STATED PROBLEM:
Pick out every line in the records below that contains the string "tick", and copy each one. Matching is case-sensitive.

EXERCISE MATERIALS:
────

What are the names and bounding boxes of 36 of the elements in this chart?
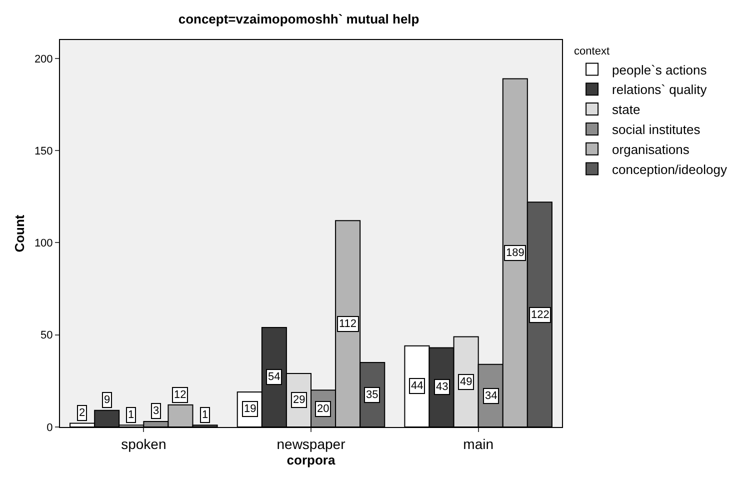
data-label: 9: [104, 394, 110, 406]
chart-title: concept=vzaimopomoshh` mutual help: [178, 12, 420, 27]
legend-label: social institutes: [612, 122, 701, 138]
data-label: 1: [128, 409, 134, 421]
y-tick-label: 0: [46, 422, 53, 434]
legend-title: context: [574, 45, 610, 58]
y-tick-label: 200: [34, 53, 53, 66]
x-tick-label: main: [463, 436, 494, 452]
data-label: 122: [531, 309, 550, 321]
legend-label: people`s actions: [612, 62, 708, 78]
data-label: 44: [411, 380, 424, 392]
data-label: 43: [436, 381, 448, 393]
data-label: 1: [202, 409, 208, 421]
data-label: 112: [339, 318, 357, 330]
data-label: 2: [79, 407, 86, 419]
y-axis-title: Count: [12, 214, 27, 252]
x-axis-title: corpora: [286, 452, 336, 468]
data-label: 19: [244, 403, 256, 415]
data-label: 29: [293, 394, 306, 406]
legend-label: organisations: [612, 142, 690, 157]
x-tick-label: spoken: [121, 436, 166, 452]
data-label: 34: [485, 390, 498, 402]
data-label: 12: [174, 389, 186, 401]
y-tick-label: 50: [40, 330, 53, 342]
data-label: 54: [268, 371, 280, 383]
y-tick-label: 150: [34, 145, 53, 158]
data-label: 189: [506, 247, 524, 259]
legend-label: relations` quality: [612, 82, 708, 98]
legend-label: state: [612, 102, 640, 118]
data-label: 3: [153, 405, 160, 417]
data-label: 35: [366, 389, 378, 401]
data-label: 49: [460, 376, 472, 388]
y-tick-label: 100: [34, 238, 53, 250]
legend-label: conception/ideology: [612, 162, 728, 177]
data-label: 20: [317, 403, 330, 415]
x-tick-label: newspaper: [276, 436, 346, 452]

────

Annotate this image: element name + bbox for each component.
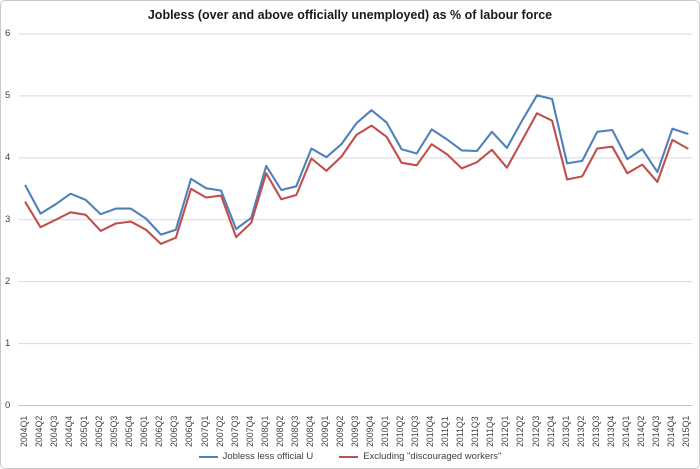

────

EXERCISE RESULT:
y-tick-label: 0: [46, 422, 53, 434]
y-tick-label: 200: [34, 53, 53, 66]
x-tick-label: main: [463, 436, 494, 452]
x-tick-label: spoken: [121, 436, 166, 452]
y-tick-label: 50: [40, 330, 53, 342]
y-tick-label: 150: [34, 145, 53, 158]
y-tick-label: 100: [34, 238, 53, 250]
x-tick-label: newspaper: [276, 436, 346, 452]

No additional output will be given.